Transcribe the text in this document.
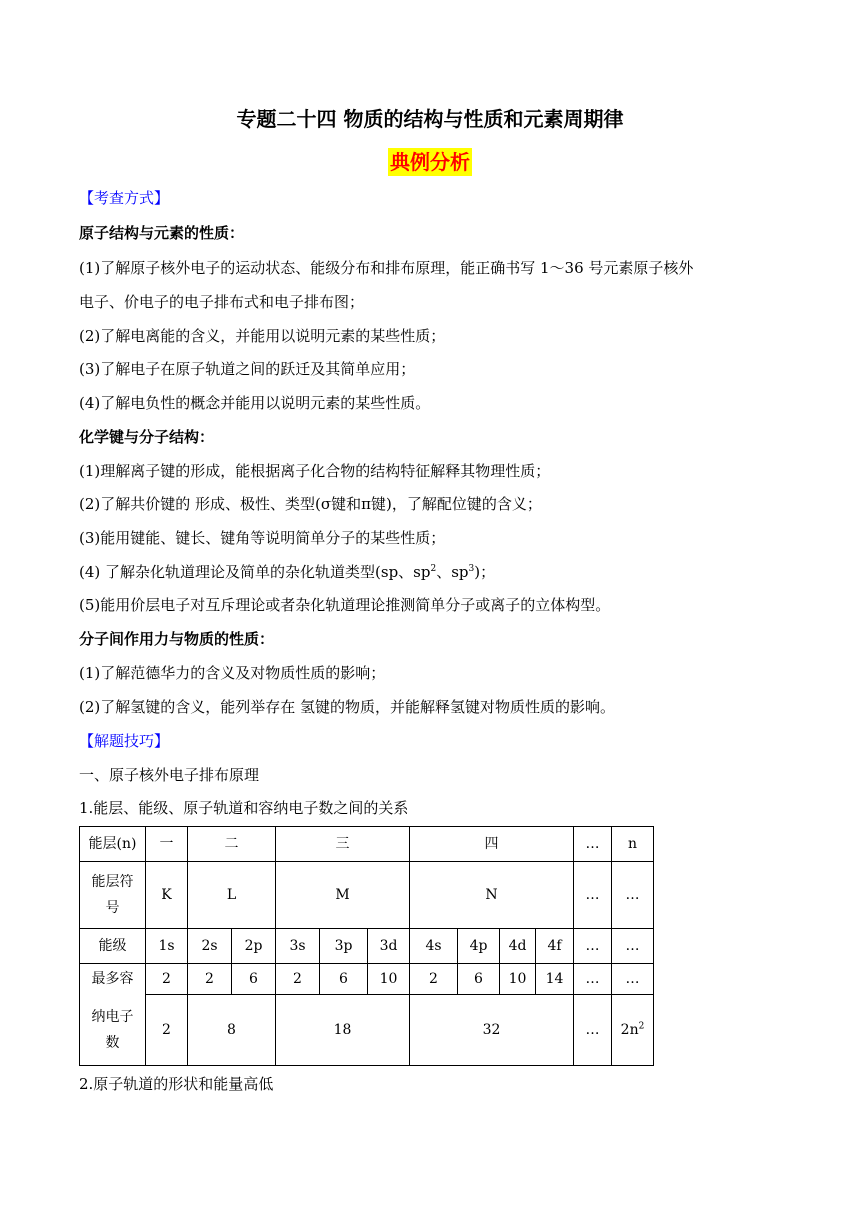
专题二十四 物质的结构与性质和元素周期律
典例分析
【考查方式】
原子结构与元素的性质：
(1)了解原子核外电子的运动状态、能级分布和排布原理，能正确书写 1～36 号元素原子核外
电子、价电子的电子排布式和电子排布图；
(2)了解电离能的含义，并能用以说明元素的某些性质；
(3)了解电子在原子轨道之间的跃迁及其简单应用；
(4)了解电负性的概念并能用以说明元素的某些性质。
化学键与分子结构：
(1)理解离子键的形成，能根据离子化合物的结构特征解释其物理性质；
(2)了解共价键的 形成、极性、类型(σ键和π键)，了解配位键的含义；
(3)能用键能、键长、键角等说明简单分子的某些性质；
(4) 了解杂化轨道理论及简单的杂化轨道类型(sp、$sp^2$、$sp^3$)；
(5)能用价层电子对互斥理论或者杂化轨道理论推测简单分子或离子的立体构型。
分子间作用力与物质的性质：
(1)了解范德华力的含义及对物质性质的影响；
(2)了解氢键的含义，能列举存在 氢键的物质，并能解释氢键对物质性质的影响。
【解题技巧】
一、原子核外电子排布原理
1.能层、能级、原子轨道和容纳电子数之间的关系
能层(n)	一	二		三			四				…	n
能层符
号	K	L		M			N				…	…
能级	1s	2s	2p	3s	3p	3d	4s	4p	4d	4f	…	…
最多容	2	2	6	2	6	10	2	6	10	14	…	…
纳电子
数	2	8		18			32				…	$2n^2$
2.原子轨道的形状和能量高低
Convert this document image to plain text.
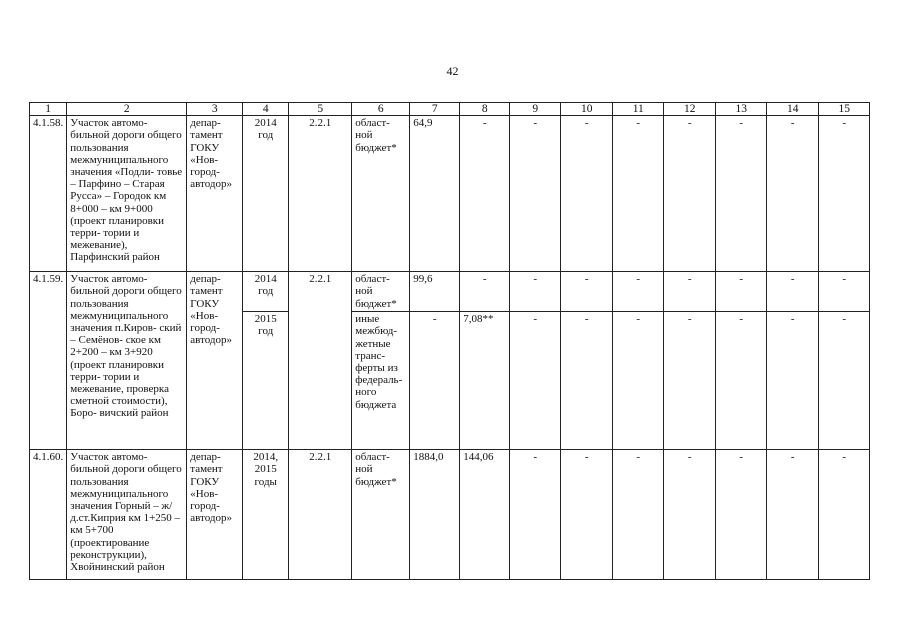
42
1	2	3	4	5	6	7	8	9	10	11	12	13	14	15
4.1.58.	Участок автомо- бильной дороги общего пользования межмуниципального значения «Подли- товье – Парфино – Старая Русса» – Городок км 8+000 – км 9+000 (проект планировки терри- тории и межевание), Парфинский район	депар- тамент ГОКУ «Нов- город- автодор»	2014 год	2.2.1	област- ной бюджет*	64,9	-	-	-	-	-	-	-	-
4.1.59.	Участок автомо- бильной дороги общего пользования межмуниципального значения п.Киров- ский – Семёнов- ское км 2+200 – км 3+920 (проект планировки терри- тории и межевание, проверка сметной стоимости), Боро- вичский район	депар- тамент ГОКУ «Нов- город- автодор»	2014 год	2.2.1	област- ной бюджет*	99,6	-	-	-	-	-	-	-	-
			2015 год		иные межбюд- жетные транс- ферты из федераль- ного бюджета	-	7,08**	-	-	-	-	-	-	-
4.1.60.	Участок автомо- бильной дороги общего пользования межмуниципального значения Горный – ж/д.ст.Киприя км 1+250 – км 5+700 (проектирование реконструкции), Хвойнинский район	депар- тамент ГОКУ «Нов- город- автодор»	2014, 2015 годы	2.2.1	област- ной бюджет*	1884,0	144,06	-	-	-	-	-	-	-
--*--
§ Set task
Everything from the line containing "Convert this document image to plain text." through the last line of the entries is to be output exactly as written, minus any pictures.

§ Response
Convert this document image to plain text.
42
1	2	3	4	5	6	7	8	9	10	11	12	13	14	15
4.1.58.	Участок автомо- бильной дороги общего пользования межмуниципального значения «Подли- товье – Парфино – Старая Русса» – Городок км 8+000 – км 9+000 (проект планировки терри- тории и межевание), Парфинский район	депар- тамент ГОКУ «Нов- город- автодор»	2014 год	2.2.1	област- ной бюджет*	64,9	-	-	-	-	-	-	-	-
4.1.59.	Участок автомо- бильной дороги общего пользования межмуниципального значения п.Киров- ский – Семёнов- ское км 2+200 – км 3+920 (проект планировки терри- тории и межевание, проверка сметной стоимости), Боро- вичский район	депар- тамент ГОКУ «Нов- город- автодор»	2014 год	2.2.1	област- ной бюджет*	99,6	-	-	-	-	-	-	-	-
			2015 год		иные межбюд- жетные транс- ферты из федераль- ного бюджета	-	7,08**	-	-	-	-	-	-	-
4.1.60.	Участок автомо- бильной дороги общего пользования межмуниципального значения Горный – ж/д.ст.Киприя км 1+250 – км 5+700 (проектирование реконструкции), Хвойнинский район	депар- тамент ГОКУ «Нов- город- автодор»	2014, 2015 годы	2.2.1	област- ной бюджет*	1884,0	144,06	-	-	-	-	-	-	-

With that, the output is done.